[Figure data in JSON]
<<<<
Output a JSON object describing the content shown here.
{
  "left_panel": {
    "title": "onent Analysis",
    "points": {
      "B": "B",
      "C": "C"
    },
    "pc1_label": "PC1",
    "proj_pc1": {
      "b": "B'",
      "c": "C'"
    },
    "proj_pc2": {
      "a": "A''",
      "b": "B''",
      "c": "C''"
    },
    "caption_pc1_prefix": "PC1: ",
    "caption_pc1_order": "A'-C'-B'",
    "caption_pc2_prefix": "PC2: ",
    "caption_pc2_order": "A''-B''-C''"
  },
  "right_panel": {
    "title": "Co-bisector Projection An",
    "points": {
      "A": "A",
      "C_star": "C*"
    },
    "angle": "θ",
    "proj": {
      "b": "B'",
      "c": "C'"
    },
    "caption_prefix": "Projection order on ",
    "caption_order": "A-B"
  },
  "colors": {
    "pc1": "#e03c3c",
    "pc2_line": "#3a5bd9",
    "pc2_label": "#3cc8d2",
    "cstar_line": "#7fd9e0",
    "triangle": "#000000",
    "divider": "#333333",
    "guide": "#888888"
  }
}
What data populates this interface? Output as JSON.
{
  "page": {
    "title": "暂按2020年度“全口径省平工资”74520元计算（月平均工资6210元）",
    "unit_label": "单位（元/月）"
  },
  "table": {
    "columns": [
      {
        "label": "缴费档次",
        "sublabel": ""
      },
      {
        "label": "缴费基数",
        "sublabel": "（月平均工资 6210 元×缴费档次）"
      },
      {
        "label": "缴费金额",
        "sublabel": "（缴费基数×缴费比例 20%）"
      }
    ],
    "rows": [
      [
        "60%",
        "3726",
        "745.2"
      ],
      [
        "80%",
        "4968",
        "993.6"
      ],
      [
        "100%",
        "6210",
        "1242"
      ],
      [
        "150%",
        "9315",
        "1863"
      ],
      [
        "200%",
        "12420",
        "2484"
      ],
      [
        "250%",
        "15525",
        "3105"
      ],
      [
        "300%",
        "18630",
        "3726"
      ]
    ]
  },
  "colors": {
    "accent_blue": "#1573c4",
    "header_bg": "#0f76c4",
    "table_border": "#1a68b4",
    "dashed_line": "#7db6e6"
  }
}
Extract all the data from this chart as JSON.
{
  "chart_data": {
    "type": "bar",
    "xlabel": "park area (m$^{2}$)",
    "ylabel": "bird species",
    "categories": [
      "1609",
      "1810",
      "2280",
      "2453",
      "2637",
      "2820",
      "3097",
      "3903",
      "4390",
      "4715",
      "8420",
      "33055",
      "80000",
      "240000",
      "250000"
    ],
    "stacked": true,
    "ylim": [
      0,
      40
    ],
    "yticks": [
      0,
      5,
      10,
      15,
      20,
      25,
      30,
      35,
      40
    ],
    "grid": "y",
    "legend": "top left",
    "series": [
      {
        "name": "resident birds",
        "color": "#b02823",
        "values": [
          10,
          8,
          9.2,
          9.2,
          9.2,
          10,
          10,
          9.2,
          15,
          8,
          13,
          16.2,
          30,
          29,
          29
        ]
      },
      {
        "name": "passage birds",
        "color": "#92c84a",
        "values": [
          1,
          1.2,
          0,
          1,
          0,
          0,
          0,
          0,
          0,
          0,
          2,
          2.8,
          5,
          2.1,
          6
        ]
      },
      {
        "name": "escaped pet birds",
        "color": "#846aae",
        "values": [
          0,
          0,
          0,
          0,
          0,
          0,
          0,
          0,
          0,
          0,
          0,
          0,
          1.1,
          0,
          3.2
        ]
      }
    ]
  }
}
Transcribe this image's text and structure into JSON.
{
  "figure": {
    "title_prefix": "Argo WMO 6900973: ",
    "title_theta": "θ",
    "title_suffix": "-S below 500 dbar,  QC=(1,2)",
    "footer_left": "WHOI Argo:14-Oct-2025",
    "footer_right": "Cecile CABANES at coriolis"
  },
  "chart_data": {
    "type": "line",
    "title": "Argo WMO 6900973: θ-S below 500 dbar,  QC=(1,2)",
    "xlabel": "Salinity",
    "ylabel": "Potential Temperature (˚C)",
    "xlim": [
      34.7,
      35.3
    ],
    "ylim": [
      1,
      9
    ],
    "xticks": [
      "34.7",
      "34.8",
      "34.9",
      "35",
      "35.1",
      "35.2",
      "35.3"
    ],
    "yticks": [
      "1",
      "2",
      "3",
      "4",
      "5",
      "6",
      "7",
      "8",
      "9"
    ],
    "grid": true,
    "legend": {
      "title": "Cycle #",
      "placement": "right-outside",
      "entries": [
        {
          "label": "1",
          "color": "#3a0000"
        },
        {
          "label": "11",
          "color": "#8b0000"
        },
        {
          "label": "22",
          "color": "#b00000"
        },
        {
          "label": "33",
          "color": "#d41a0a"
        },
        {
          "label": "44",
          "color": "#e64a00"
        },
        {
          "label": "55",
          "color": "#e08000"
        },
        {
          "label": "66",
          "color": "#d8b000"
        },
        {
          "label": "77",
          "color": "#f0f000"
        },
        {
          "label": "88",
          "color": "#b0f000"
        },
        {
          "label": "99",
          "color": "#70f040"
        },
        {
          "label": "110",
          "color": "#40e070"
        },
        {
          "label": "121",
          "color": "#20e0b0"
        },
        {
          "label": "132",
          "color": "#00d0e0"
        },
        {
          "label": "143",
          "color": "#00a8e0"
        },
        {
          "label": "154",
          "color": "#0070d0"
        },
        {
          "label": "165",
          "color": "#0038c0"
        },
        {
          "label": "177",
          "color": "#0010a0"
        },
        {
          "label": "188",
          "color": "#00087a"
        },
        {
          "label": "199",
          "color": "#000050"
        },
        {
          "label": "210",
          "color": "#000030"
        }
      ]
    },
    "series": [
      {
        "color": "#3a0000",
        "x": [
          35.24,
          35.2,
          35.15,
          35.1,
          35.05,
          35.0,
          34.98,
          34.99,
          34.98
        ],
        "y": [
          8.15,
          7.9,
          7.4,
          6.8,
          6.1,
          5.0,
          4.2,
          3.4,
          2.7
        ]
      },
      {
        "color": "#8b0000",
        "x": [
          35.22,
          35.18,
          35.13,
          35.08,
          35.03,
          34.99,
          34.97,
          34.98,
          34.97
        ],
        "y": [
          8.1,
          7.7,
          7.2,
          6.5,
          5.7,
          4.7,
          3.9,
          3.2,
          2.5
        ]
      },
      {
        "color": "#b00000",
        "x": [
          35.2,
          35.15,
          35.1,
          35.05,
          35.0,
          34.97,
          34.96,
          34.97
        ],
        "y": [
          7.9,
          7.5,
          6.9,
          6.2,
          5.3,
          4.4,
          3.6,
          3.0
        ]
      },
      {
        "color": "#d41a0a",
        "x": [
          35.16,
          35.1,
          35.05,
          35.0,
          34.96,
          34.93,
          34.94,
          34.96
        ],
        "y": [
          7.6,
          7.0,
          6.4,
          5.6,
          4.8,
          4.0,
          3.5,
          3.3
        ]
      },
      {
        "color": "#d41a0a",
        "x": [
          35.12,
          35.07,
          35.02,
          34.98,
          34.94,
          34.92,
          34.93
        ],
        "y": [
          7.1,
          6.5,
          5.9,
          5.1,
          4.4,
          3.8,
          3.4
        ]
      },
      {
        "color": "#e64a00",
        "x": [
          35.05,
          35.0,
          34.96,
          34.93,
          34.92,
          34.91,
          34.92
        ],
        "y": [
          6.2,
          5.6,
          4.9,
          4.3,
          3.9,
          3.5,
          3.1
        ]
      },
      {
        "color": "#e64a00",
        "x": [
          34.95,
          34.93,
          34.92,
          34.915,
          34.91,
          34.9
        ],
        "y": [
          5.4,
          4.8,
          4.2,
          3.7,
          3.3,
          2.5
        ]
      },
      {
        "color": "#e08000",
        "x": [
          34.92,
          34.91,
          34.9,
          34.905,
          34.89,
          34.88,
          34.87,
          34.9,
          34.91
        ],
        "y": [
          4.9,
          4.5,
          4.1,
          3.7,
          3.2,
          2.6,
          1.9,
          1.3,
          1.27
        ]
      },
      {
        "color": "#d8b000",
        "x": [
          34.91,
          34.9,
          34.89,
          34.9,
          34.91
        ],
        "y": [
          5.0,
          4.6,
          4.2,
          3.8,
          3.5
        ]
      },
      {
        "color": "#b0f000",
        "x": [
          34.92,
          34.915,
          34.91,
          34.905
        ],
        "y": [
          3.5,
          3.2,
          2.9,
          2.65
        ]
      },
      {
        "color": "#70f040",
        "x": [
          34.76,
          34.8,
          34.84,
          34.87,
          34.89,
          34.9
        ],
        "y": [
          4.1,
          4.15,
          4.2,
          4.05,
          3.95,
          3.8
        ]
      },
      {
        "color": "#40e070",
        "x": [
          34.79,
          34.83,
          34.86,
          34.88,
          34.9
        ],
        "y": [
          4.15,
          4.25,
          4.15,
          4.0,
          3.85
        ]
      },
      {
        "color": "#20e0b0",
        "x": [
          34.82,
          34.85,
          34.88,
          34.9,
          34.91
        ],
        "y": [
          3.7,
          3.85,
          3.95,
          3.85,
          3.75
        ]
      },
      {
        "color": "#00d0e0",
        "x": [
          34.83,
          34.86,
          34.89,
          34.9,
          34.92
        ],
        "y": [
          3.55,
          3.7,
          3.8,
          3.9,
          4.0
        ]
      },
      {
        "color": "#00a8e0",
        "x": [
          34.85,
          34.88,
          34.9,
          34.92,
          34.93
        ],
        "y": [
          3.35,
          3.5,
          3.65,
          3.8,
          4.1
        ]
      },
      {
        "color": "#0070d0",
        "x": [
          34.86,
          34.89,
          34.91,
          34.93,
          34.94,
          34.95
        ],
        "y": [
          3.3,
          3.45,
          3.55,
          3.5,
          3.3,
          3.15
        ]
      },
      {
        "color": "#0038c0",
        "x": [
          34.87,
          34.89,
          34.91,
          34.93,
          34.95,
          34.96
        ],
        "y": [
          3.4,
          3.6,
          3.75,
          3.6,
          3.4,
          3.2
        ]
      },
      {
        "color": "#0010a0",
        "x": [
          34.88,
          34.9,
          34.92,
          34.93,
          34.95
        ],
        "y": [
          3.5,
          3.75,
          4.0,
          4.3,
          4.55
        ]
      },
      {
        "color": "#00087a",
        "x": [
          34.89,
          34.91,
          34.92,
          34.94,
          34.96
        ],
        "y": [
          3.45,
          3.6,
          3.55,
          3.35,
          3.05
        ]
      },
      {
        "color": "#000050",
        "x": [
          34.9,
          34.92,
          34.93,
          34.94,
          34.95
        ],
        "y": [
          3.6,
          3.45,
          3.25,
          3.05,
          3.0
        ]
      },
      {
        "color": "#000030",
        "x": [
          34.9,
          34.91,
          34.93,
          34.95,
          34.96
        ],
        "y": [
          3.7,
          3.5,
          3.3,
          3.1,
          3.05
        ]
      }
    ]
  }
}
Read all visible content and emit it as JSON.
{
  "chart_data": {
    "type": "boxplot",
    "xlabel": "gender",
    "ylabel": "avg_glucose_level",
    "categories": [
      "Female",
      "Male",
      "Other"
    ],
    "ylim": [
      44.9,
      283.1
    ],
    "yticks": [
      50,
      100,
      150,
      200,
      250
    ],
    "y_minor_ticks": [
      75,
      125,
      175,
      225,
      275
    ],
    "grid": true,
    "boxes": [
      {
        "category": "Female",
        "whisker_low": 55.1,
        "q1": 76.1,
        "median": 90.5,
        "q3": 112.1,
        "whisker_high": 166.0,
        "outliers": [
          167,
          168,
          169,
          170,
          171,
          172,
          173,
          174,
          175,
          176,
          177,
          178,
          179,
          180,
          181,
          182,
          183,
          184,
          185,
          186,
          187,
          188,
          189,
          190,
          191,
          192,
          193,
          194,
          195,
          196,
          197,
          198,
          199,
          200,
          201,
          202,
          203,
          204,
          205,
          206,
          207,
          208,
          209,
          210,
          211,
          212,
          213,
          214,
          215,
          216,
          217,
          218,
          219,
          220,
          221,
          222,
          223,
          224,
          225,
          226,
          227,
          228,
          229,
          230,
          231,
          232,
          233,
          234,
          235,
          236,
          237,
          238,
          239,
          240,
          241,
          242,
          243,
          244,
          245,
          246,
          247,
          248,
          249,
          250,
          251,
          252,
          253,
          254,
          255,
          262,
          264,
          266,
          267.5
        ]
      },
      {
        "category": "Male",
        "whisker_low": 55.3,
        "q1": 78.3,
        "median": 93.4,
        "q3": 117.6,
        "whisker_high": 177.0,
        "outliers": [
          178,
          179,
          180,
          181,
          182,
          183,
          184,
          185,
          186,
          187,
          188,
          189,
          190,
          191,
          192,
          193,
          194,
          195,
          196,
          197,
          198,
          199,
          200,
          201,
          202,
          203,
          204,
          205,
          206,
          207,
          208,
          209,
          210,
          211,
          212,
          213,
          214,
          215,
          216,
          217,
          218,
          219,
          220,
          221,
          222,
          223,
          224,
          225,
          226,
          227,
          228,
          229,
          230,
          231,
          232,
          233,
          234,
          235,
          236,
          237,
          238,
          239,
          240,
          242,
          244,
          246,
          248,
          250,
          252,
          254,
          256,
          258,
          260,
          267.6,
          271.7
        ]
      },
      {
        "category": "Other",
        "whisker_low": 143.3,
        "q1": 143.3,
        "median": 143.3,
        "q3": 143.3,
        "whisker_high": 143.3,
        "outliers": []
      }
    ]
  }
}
>>>>
Locate all lines in the listing above with the word "xlabel" and copy them.

    "xlabel": "park area (m$^{2}$)",
    "xlabel": "Salinity",
    "xlabel": "gender",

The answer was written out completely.